Given exercise:
Gather all lines with the word "January" in them.

--- START Stored data ---

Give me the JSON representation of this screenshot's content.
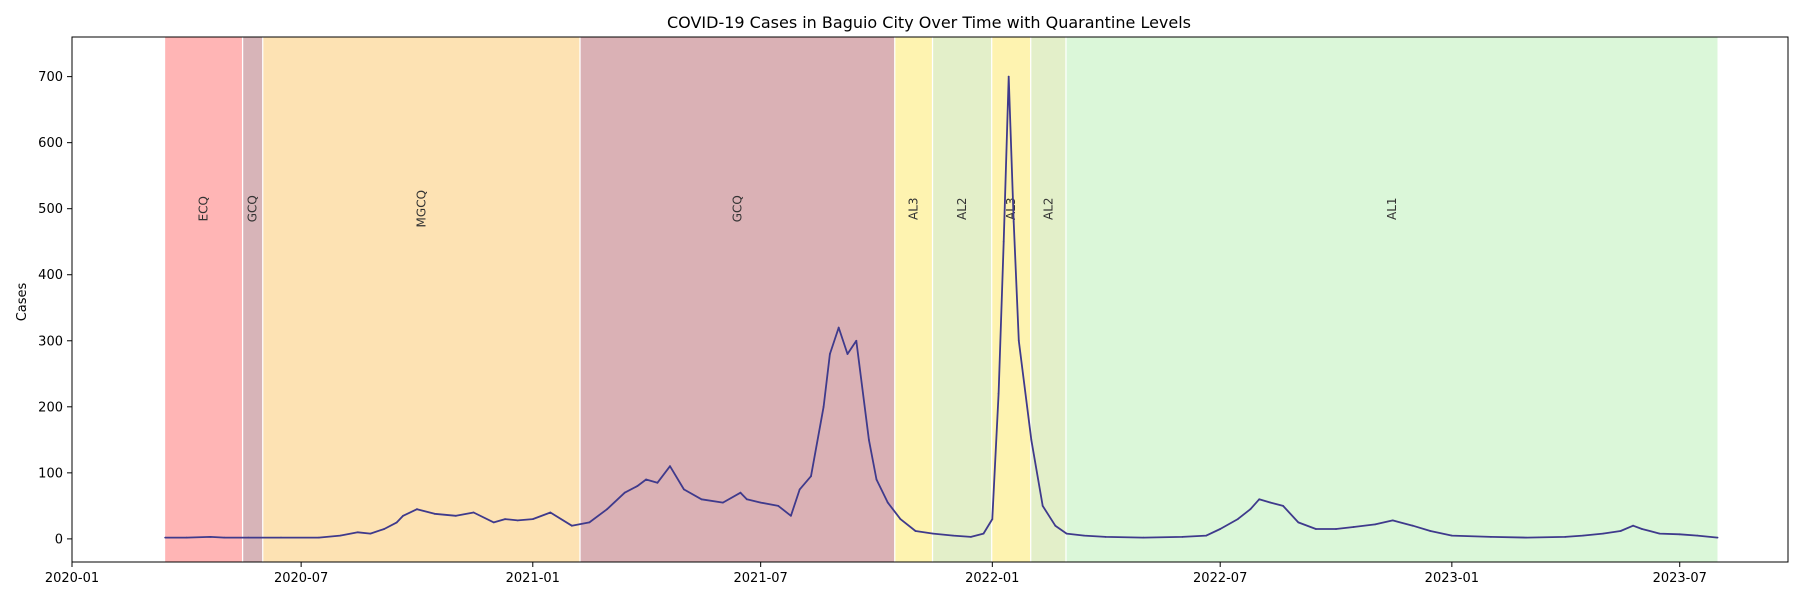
{
  "chart_data": {
    "type": "line",
    "title": "COVID-19 Cases in Baguio City Over Time with Quarantine Levels",
    "xlabel": "",
    "ylabel": "Cases",
    "xlim": [
      "2020-01-01",
      "2023-09-25"
    ],
    "ylim": [
      -35,
      760
    ],
    "x_ticks": [
      "2020-01",
      "2020-07",
      "2021-01",
      "2021-07",
      "2022-01",
      "2022-07",
      "2023-01",
      "2023-07"
    ],
    "y_ticks": [
      0,
      100,
      200,
      300,
      400,
      500,
      600,
      700
    ],
    "grid": false,
    "line_color": "#3f3a8c",
    "quarantine_levels": [
      {
        "label": "ECQ",
        "start": "2020-03-15",
        "end": "2020-05-15",
        "color": "#ff6b6b"
      },
      {
        "label": "GCQ",
        "start": "2020-05-16",
        "end": "2020-05-31",
        "color": "#b06a72"
      },
      {
        "label": "MGCQ",
        "start": "2020-06-01",
        "end": "2021-02-07",
        "color": "#fcc567"
      },
      {
        "label": "GCQ",
        "start": "2021-02-08",
        "end": "2021-10-15",
        "color": "#b5646b"
      },
      {
        "label": "AL3",
        "start": "2021-10-16",
        "end": "2021-11-14",
        "color": "#fde762"
      },
      {
        "label": "AL2",
        "start": "2021-11-15",
        "end": "2021-12-31",
        "color": "#c8df94"
      },
      {
        "label": "AL3",
        "start": "2022-01-01",
        "end": "2022-01-31",
        "color": "#fde762"
      },
      {
        "label": "AL2",
        "start": "2022-02-01",
        "end": "2022-02-28",
        "color": "#c8df94"
      },
      {
        "label": "AL1",
        "start": "2022-03-01",
        "end": "2023-07-31",
        "color": "#b8f0b4"
      }
    ],
    "series": [
      {
        "x": [
          "2020-03-15",
          "2020-04-01",
          "2020-04-20",
          "2020-05-01",
          "2020-05-20",
          "2020-06-15",
          "2020-07-15",
          "2020-08-01",
          "2020-08-15",
          "2020-08-25",
          "2020-09-05",
          "2020-09-15",
          "2020-09-20",
          "2020-10-01",
          "2020-10-15",
          "2020-11-01",
          "2020-11-15",
          "2020-12-01",
          "2020-12-10",
          "2020-12-20",
          "2021-01-01",
          "2021-01-15",
          "2021-02-01",
          "2021-02-15",
          "2021-03-01",
          "2021-03-15",
          "2021-03-25",
          "2021-04-01",
          "2021-04-10",
          "2021-04-20",
          "2021-05-01",
          "2021-05-15",
          "2021-06-01",
          "2021-06-15",
          "2021-06-20",
          "2021-07-01",
          "2021-07-15",
          "2021-07-25",
          "2021-08-01",
          "2021-08-10",
          "2021-08-20",
          "2021-08-25",
          "2021-09-01",
          "2021-09-08",
          "2021-09-15",
          "2021-09-25",
          "2021-10-01",
          "2021-10-10",
          "2021-10-20",
          "2021-11-01",
          "2021-11-15",
          "2021-12-01",
          "2021-12-15",
          "2021-12-25",
          "2022-01-01",
          "2022-01-06",
          "2022-01-10",
          "2022-01-14",
          "2022-01-18",
          "2022-01-22",
          "2022-02-01",
          "2022-02-10",
          "2022-02-20",
          "2022-03-01",
          "2022-03-15",
          "2022-04-01",
          "2022-05-01",
          "2022-06-01",
          "2022-06-20",
          "2022-07-01",
          "2022-07-15",
          "2022-07-25",
          "2022-08-01",
          "2022-08-10",
          "2022-08-20",
          "2022-09-01",
          "2022-09-15",
          "2022-10-01",
          "2022-10-15",
          "2022-11-01",
          "2022-11-15",
          "2022-12-01",
          "2022-12-15",
          "2023-01-01",
          "2023-02-01",
          "2023-03-01",
          "2023-04-01",
          "2023-04-15",
          "2023-05-01",
          "2023-05-15",
          "2023-05-25",
          "2023-06-01",
          "2023-06-15",
          "2023-07-01",
          "2023-07-15",
          "2023-07-31"
        ],
        "values": [
          2,
          2,
          3,
          2,
          2,
          2,
          2,
          5,
          10,
          8,
          15,
          25,
          35,
          45,
          38,
          35,
          40,
          25,
          30,
          28,
          30,
          40,
          20,
          25,
          45,
          70,
          80,
          90,
          85,
          110,
          75,
          60,
          55,
          70,
          60,
          55,
          50,
          35,
          75,
          95,
          200,
          280,
          320,
          280,
          300,
          150,
          90,
          55,
          30,
          12,
          8,
          5,
          3,
          8,
          30,
          220,
          450,
          700,
          480,
          300,
          150,
          50,
          20,
          8,
          5,
          3,
          2,
          3,
          5,
          15,
          30,
          45,
          60,
          55,
          50,
          25,
          15,
          15,
          18,
          22,
          28,
          20,
          12,
          5,
          3,
          2,
          3,
          5,
          8,
          12,
          20,
          15,
          8,
          7,
          5,
          2
        ]
      }
    ]
  }
}
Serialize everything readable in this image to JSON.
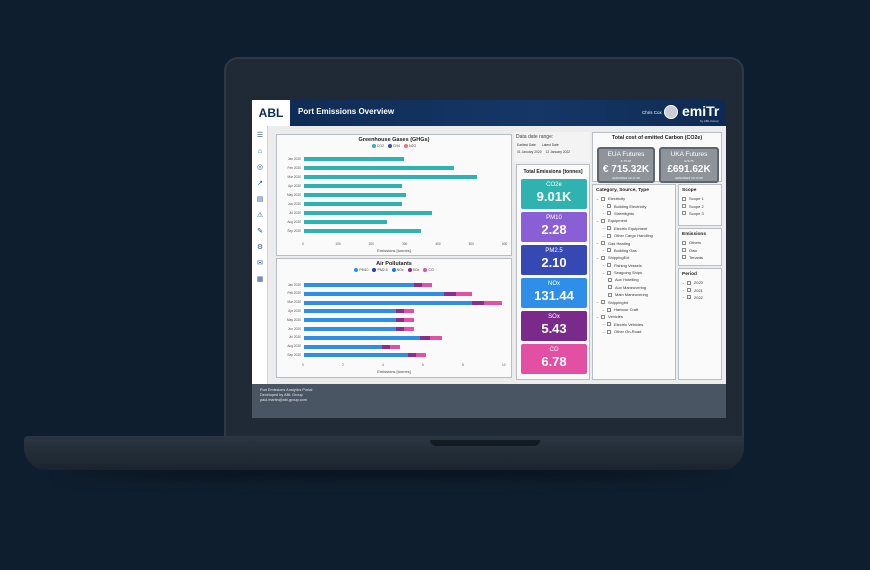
{
  "header": {
    "logo": "ABL",
    "title": "Port Emissions Overview",
    "user": "Chris Cox",
    "brand": "emiTr",
    "brand_sub": "by ABL Group"
  },
  "sidebar": {
    "icons": [
      "hamburger-icon",
      "home-icon",
      "globe-icon",
      "chart-icon",
      "document-icon",
      "alert-icon",
      "pen-icon",
      "gear-icon",
      "mail-icon",
      "grid-icon"
    ]
  },
  "chart_data": [
    {
      "type": "bar",
      "title": "Greenhouse Gases (GHGs)",
      "legend": [
        "CO2",
        "CH4",
        "N2O"
      ],
      "colors": [
        "#2fb3b0",
        "#3b4fa8",
        "#e8747c"
      ],
      "categories": [
        "Jan 2020",
        "Feb 2020",
        "Mar 2020",
        "Apr 2020",
        "May 2020",
        "Jun 2020",
        "Jul 2020",
        "Aug 2020",
        "Sep 2020"
      ],
      "values": [
        300,
        450,
        520,
        295,
        305,
        295,
        385,
        250,
        350
      ],
      "xticks": [
        0,
        100,
        200,
        300,
        400,
        500,
        600
      ],
      "xlabel": "Emissions [tonnes]",
      "xlim": [
        0,
        600
      ]
    },
    {
      "type": "bar",
      "stacked": true,
      "title": "Air Pollutants",
      "legend": [
        "PM10",
        "PM2.5",
        "NOx",
        "SOx",
        "CO"
      ],
      "colors": [
        "#2f8fe8",
        "#2b3fa0",
        "#1e7be0",
        "#8b2d8b",
        "#e34fa3"
      ],
      "categories": [
        "Jan 2020",
        "Feb 2020",
        "Mar 2020",
        "Apr 2020",
        "May 2020",
        "Jun 2020",
        "Jul 2020",
        "Aug 2020",
        "Sep 2020"
      ],
      "series": [
        {
          "name": "NOx",
          "values": [
            5.5,
            7.0,
            8.4,
            4.6,
            4.6,
            4.6,
            5.8,
            3.9,
            5.2
          ]
        },
        {
          "name": "SOx",
          "values": [
            0.4,
            0.6,
            0.6,
            0.4,
            0.4,
            0.4,
            0.5,
            0.4,
            0.4
          ]
        },
        {
          "name": "CO",
          "values": [
            0.5,
            0.8,
            0.9,
            0.5,
            0.5,
            0.5,
            0.6,
            0.5,
            0.5
          ]
        }
      ],
      "xticks": [
        0,
        2,
        4,
        6,
        8,
        10
      ],
      "xlabel": "Emissions [tonnes]",
      "xlim": [
        0,
        10
      ]
    }
  ],
  "date_range": {
    "label": "Data date range:",
    "earliest_label": "Earliest Date",
    "latest_label": "Latest Date",
    "earliest": "01 January 2020",
    "latest": "12 January 2022"
  },
  "total_emissions": {
    "title": "Total Emissions [tonnes]",
    "cards": [
      {
        "name": "CO2e",
        "value": "9.01K",
        "color": "#2fb3b0"
      },
      {
        "name": "PM10",
        "value": "2.28",
        "color": "#8a5fd6"
      },
      {
        "name": "PM2.5",
        "value": "2.10",
        "color": "#3648b4"
      },
      {
        "name": "NOx",
        "value": "131.44",
        "color": "#2f8fe8"
      },
      {
        "name": "SOx",
        "value": "5.43",
        "color": "#7a2a8a"
      },
      {
        "name": "CO",
        "value": "6.78",
        "color": "#e34fa3"
      }
    ]
  },
  "carbon_cost": {
    "title": "Total cost of emitted Carbon (CO2e)",
    "eua": {
      "title": "EUA Futures",
      "sub": "€ 79.38",
      "value": "€ 715.32K",
      "date": "02/02/2022 10:17:28"
    },
    "uka": {
      "title": "UKA Futures",
      "sub": "£76.75",
      "value": "£691.62K",
      "date": "02/02/2022 10:17:28"
    }
  },
  "category_filter": {
    "title": "Category, Source, Type",
    "items": [
      {
        "label": "Electricity",
        "level": 0
      },
      {
        "label": "Building Electricity",
        "level": 1
      },
      {
        "label": "Streetlights",
        "level": 1
      },
      {
        "label": "Equipment",
        "level": 0
      },
      {
        "label": "Electric Equipment",
        "level": 1
      },
      {
        "label": "Other Cargo Handling",
        "level": 1
      },
      {
        "label": "Gas Heating",
        "level": 0
      },
      {
        "label": "Building Gas",
        "level": 1
      },
      {
        "label": "ShippingExt",
        "level": 0
      },
      {
        "label": "Fishing Vessels",
        "level": 1
      },
      {
        "label": "Seagoing Ships",
        "level": 1
      },
      {
        "label": "Aux Hotelling",
        "level": 2
      },
      {
        "label": "Aux Maneuvering",
        "level": 2
      },
      {
        "label": "Main Maneuvering",
        "level": 2
      },
      {
        "label": "ShippingInt",
        "level": 0
      },
      {
        "label": "Harbour Craft",
        "level": 1
      },
      {
        "label": "Vehicles",
        "level": 0
      },
      {
        "label": "Electric Vehicles",
        "level": 1
      },
      {
        "label": "Other On-Road",
        "level": 1
      }
    ]
  },
  "scope_filter": {
    "title": "Scope",
    "items": [
      "Scope 1",
      "Scope 2",
      "Scope 3"
    ]
  },
  "emissions_filter": {
    "title": "Emissions",
    "items": [
      "Others",
      "Own",
      "Tenants"
    ]
  },
  "period_filter": {
    "title": "Period",
    "items": [
      "2020",
      "2021",
      "2022"
    ]
  },
  "footer": {
    "line1": "Port Emissions Analytics Portal",
    "line2": "Developed by ABL Group",
    "line3": "paul.martin@abl-group.com"
  }
}
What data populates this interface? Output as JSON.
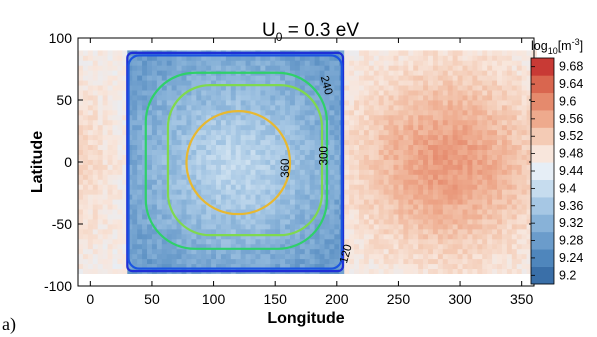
{
  "panel_label": "a)",
  "chart_data": {
    "type": "heatmap",
    "title_main": "U",
    "title_sub": "0",
    "title_rest": " = 0.3 eV",
    "xlabel": "Longitude",
    "ylabel": "Latitude",
    "xlim": [
      -10,
      360
    ],
    "ylim": [
      -100,
      100
    ],
    "xticks": [
      0,
      50,
      100,
      150,
      200,
      250,
      300,
      350
    ],
    "yticks": [
      -100,
      -50,
      0,
      50,
      100
    ],
    "grid": false,
    "colorbar": {
      "label_base": "log",
      "label_sub": "10",
      "label_bracket_open": "[m",
      "label_sup": "-3",
      "label_bracket_close": "]",
      "levels": [
        9.2,
        9.24,
        9.28,
        9.32,
        9.36,
        9.4,
        9.44,
        9.48,
        9.52,
        9.56,
        9.6,
        9.64,
        9.68
      ],
      "tick_labels": [
        "9.2",
        "9.24",
        "9.28",
        "9.32",
        "9.36",
        "9.4",
        "9.44",
        "9.48",
        "9.52",
        "9.56",
        "9.6",
        "9.64",
        "9.68"
      ],
      "colors": [
        "#3a6fa8",
        "#4f86bc",
        "#6b9ccb",
        "#88b2d8",
        "#a6c7e4",
        "#c6dcee",
        "#e6eef6",
        "#f8e6dc",
        "#f4cbb5",
        "#eeaa8d",
        "#e58a6d",
        "#d9664f",
        "#c83a35"
      ],
      "placement": "right"
    },
    "field": {
      "lon_range": [
        -10,
        360
      ],
      "lat_range": [
        -90,
        90
      ],
      "density_outside_box": 9.48,
      "density_box_edge": 9.3,
      "density_box_center": 9.42,
      "density_hotspot": 9.6,
      "hotspot_center_lon": 290,
      "hotspot_center_lat": 0
    },
    "region_box": {
      "lon": [
        30,
        205
      ],
      "lat": [
        -88,
        88
      ],
      "color": "#1f2fd6"
    },
    "contours": [
      {
        "level": "120",
        "color": "#1b55e0",
        "lon": [
          31,
          204
        ],
        "lat": [
          -86,
          86
        ],
        "label_lon": 207,
        "label_lat": -74,
        "label_rotate": -75
      },
      {
        "level": "240",
        "color": "#2fd06a",
        "lon": [
          45,
          192
        ],
        "lat": [
          -70,
          72
        ],
        "label_lon": 192,
        "label_lat": 62,
        "label_rotate": 75
      },
      {
        "level": "300",
        "color": "#7fd94e",
        "lon": [
          63,
          188
        ],
        "lat": [
          -59,
          62
        ],
        "label_lon": 189,
        "label_lat": 5,
        "label_rotate": -90
      },
      {
        "level": "360",
        "color": "#e8b830",
        "lon": [
          78,
          162
        ],
        "lat": [
          -42,
          41
        ],
        "label_lon": 158,
        "label_lat": -5,
        "label_rotate": -90
      }
    ]
  }
}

--- END Stored data ---

Output of the task:
    "earliest": "01 January 2020",
    "latest": "12 January 2022"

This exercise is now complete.